• EXCERPTED RECORDS
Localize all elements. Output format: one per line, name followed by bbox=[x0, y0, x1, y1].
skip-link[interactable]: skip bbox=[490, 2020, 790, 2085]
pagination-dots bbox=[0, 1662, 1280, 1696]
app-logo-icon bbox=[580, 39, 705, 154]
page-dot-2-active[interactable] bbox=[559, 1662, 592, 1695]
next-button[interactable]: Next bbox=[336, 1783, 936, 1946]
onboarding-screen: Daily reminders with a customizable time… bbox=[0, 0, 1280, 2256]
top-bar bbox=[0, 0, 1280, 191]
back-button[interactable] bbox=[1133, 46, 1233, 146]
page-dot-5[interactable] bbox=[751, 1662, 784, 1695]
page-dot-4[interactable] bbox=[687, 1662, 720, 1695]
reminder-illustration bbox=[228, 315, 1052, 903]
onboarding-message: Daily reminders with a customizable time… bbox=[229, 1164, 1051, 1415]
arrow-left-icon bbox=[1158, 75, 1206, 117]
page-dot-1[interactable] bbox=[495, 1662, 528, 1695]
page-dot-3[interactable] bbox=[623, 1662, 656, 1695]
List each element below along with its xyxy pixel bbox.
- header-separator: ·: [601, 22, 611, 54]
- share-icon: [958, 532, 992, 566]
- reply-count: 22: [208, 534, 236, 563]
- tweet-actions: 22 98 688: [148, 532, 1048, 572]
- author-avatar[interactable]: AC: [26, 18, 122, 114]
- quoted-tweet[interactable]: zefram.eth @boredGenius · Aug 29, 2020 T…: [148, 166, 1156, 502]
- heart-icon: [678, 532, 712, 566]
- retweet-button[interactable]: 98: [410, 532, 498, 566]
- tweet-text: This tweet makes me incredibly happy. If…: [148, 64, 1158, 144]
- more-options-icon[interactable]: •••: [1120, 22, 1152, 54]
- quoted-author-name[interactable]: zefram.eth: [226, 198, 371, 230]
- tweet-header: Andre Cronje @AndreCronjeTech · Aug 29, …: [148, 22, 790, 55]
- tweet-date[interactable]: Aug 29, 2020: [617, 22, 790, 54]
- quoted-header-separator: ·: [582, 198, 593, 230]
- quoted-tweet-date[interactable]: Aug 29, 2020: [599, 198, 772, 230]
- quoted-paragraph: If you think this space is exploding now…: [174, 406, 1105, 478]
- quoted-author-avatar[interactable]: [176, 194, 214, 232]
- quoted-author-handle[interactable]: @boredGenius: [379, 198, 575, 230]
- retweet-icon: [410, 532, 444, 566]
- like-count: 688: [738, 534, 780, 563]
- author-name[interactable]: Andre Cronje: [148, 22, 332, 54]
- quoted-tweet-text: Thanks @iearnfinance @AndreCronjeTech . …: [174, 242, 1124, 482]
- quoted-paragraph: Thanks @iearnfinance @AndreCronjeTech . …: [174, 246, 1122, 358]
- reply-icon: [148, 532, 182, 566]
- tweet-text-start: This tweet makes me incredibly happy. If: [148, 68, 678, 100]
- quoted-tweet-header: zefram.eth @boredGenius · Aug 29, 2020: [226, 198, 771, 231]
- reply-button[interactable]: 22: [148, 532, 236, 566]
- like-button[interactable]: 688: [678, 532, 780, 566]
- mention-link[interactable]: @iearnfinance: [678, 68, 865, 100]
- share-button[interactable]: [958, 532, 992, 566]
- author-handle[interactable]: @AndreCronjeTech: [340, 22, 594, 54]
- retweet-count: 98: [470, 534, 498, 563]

• THE EXERCISE
Copy out each line of the material that contains the word "customizable".

• EXERCISE RESPONSE
onboarding-screen: Daily reminders with a customizable time… bbox=[0, 0, 1280, 2256]
onboarding-message: Daily reminders with a customizable time… bbox=[229, 1164, 1051, 1415]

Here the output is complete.